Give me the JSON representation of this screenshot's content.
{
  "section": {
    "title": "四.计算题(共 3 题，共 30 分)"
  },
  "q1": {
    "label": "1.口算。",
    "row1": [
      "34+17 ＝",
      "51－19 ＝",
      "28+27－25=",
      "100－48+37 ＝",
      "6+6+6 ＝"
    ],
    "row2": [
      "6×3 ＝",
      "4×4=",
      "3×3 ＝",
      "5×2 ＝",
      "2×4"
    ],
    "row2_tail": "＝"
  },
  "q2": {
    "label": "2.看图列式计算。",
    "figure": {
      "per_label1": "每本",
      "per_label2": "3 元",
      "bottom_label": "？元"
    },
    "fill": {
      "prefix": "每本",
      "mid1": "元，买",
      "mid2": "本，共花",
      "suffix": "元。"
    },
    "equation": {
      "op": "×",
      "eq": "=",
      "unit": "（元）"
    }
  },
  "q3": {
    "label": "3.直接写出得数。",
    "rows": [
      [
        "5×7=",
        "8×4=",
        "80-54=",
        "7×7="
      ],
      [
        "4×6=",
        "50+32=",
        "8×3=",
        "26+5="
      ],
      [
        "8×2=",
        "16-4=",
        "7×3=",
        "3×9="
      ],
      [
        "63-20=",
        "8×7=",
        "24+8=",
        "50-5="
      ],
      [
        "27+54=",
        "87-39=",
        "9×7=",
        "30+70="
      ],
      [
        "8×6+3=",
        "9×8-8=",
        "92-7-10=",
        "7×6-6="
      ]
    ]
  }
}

▸ **EXERCISE DESCRIPTION**:
Faithfully copy every entry, leaving nothing out.

▸ **ANSWER TO THE TASK**:
Give me the JSON representation of this screenshot's content.
{
  "section": {
    "title": "四.计算题(共 3 题，共 30 分)"
  },
  "q1": {
    "label": "1.口算。",
    "row1": [
      "34+17 ＝",
      "51－19 ＝",
      "28+27－25=",
      "100－48+37 ＝",
      "6+6+6 ＝"
    ],
    "row2": [
      "6×3 ＝",
      "4×4=",
      "3×3 ＝",
      "5×2 ＝",
      "2×4"
    ],
    "row2_tail": "＝"
  },
  "q2": {
    "label": "2.看图列式计算。",
    "figure": {
      "per_label1": "每本",
      "per_label2": "3 元",
      "bottom_label": "？元"
    },
    "fill": {
      "prefix": "每本",
      "mid1": "元，买",
      "mid2": "本，共花",
      "suffix": "元。"
    },
    "equation": {
      "op": "×",
      "eq": "=",
      "unit": "（元）"
    }
  },
  "q3": {
    "label": "3.直接写出得数。",
    "rows": [
      [
        "5×7=",
        "8×4=",
        "80-54=",
        "7×7="
      ],
      [
        "4×6=",
        "50+32=",
        "8×3=",
        "26+5="
      ],
      [
        "8×2=",
        "16-4=",
        "7×3=",
        "3×9="
      ],
      [
        "63-20=",
        "8×7=",
        "24+8=",
        "50-5="
      ],
      [
        "27+54=",
        "87-39=",
        "9×7=",
        "30+70="
      ],
      [
        "8×6+3=",
        "9×8-8=",
        "92-7-10=",
        "7×6-6="
      ]
    ]
  }
}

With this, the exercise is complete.